Give the number of lines containing "xlabel" in this listing, with no other words.

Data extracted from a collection
= = = =

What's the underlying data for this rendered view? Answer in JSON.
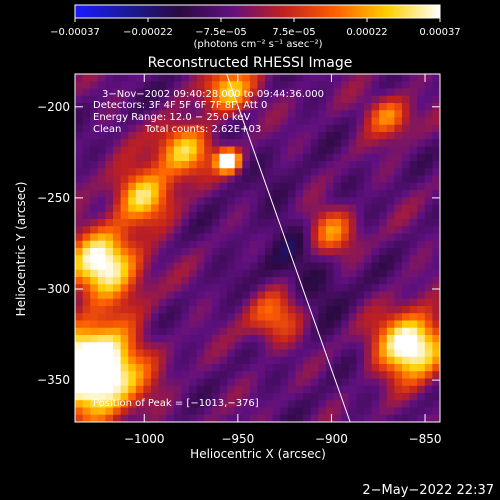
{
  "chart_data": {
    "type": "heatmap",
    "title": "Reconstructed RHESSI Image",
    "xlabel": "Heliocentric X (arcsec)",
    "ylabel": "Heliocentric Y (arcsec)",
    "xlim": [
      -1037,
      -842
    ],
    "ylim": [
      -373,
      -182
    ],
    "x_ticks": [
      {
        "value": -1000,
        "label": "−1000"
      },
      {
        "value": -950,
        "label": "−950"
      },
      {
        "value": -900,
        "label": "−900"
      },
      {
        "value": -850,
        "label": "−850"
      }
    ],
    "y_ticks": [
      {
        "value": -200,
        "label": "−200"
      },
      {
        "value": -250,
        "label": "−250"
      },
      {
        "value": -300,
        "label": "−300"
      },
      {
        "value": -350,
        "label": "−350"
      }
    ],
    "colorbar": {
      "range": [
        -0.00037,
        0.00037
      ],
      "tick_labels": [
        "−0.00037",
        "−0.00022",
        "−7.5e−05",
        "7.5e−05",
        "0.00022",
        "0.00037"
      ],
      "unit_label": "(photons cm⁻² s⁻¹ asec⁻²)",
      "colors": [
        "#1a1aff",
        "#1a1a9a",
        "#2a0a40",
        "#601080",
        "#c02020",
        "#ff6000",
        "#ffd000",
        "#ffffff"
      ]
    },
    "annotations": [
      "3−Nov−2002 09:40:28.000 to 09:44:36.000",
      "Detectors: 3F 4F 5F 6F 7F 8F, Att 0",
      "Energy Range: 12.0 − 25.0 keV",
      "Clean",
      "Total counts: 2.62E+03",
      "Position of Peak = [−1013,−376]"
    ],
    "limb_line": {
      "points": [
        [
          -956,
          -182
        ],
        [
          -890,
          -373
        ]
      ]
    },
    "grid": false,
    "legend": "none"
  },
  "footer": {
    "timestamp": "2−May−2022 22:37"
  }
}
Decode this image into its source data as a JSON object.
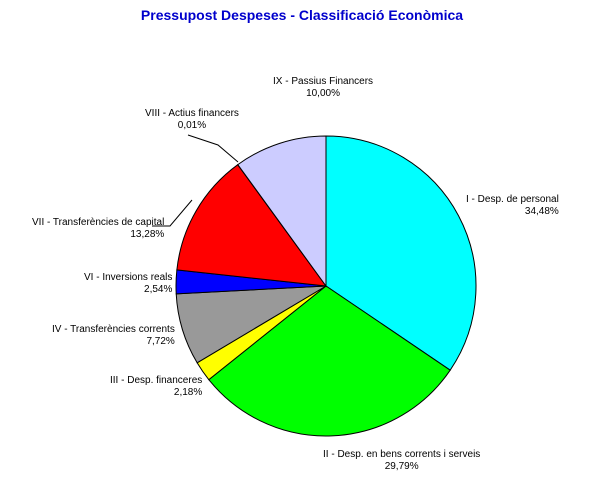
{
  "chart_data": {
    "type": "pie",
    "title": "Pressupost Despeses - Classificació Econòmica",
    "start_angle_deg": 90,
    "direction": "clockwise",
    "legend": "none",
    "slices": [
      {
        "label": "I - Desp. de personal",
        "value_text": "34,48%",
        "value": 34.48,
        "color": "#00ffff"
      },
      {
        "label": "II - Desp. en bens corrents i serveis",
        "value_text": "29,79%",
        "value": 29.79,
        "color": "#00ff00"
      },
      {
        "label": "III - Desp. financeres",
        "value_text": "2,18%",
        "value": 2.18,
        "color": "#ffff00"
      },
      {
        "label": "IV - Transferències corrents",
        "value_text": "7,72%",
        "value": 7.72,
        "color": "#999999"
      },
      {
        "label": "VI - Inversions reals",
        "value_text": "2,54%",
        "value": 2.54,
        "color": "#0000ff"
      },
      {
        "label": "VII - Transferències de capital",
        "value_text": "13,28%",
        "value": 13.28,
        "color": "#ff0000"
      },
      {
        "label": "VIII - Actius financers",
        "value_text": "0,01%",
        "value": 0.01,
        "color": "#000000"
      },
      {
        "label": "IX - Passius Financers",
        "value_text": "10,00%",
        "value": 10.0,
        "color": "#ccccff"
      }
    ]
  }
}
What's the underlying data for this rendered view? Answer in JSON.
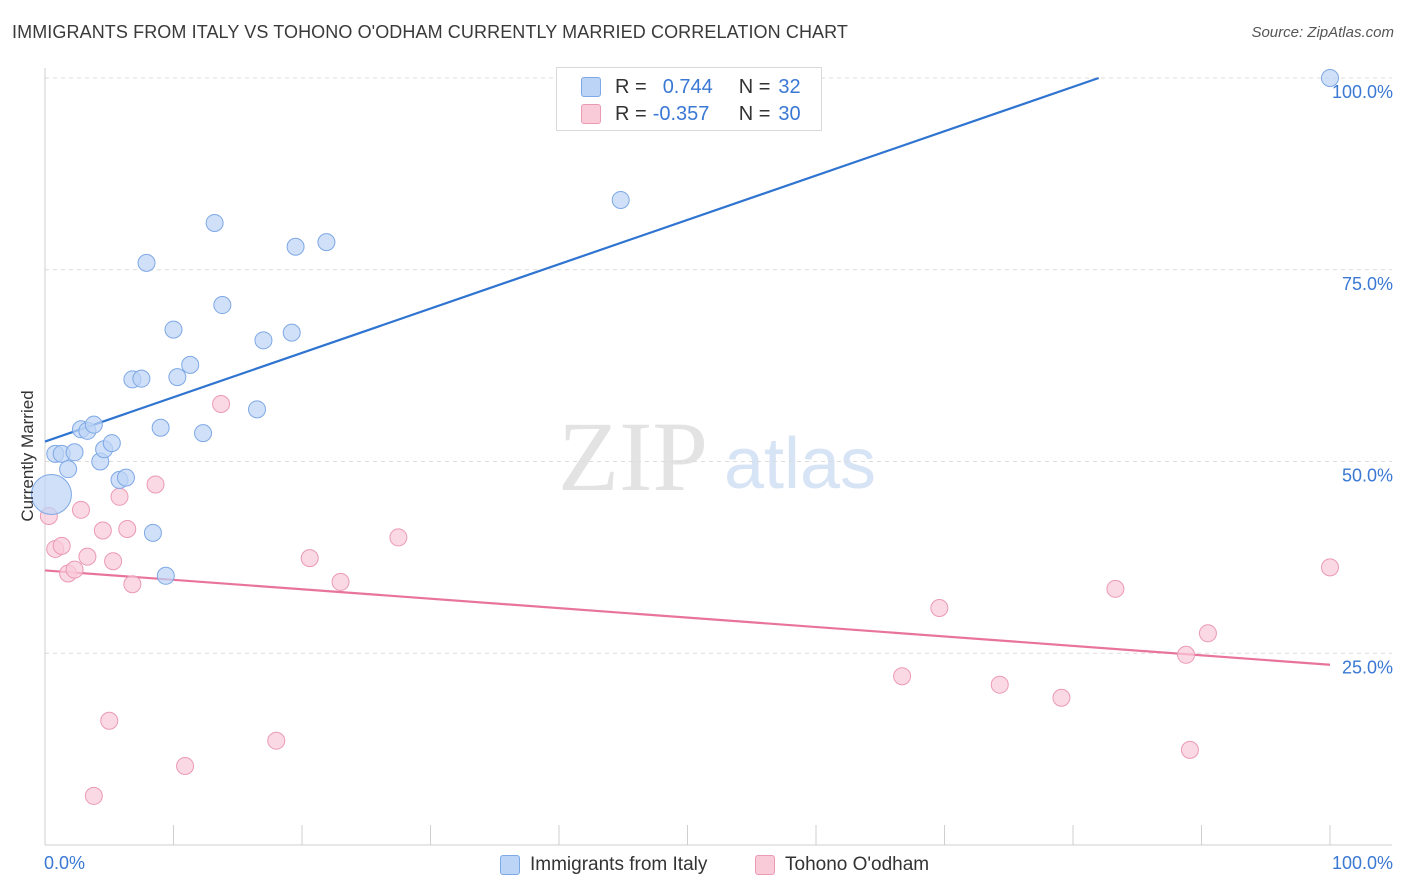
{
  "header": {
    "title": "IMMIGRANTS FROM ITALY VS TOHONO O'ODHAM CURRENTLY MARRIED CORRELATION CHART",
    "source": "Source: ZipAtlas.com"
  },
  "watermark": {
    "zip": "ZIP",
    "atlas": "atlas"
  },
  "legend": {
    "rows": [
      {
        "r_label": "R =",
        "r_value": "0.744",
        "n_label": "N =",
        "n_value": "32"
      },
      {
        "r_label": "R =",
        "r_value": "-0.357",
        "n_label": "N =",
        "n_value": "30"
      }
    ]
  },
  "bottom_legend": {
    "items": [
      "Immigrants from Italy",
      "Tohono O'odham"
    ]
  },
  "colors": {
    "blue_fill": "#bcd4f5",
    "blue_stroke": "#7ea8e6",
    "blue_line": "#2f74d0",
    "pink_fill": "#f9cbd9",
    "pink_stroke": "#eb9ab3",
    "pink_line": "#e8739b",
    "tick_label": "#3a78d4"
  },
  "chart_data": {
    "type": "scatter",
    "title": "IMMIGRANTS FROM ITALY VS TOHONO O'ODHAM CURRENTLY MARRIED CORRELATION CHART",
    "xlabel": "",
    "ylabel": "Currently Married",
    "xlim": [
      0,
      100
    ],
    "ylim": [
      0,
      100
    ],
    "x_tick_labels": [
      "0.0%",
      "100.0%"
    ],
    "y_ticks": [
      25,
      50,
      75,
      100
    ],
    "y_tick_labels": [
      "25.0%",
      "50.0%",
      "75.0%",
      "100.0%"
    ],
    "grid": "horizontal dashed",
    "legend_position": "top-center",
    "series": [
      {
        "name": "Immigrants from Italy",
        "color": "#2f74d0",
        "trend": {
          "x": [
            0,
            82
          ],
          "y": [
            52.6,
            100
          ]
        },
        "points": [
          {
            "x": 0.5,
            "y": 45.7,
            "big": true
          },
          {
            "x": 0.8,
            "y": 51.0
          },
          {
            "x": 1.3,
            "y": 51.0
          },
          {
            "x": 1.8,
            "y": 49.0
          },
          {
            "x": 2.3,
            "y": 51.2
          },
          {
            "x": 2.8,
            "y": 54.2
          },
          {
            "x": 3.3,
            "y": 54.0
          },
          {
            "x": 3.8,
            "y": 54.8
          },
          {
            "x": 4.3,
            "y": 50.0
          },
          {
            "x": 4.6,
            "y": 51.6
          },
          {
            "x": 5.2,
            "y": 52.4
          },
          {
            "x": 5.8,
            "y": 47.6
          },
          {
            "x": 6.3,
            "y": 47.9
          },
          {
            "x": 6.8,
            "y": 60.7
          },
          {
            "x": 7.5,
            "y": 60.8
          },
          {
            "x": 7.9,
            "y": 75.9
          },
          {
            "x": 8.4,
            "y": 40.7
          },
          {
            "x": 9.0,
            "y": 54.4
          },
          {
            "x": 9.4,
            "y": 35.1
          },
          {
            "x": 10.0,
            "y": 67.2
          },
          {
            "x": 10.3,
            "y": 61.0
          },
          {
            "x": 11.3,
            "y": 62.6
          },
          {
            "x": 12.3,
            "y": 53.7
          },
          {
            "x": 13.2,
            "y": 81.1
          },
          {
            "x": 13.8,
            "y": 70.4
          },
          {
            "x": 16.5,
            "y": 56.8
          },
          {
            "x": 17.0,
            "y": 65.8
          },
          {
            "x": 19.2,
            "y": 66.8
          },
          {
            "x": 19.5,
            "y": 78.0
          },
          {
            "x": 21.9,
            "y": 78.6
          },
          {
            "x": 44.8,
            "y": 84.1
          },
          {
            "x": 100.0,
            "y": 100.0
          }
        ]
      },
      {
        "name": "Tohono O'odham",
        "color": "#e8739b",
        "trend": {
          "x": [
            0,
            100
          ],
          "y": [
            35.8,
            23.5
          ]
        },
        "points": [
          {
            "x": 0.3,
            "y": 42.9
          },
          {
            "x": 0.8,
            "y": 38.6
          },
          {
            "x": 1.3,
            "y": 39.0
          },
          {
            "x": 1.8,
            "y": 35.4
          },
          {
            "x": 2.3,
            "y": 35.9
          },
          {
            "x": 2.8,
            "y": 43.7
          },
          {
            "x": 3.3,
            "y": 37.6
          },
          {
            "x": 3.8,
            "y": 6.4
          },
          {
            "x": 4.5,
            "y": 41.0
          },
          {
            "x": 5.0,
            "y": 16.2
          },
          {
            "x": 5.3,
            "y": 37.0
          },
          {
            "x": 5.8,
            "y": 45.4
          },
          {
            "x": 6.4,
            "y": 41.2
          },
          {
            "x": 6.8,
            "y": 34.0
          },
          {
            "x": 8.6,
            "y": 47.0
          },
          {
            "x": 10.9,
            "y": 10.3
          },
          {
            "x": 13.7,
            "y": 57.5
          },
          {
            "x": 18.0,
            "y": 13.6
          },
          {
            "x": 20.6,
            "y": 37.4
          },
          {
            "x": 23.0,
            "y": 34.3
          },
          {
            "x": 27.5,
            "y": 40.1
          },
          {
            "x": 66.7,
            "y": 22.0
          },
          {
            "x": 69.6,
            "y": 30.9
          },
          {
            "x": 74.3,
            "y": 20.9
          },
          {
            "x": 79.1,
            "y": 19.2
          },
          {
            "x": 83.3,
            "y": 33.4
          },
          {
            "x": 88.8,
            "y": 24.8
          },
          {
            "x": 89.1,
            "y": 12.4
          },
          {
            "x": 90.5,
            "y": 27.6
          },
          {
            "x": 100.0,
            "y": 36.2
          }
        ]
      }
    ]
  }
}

= = = =

### Completed exercise
2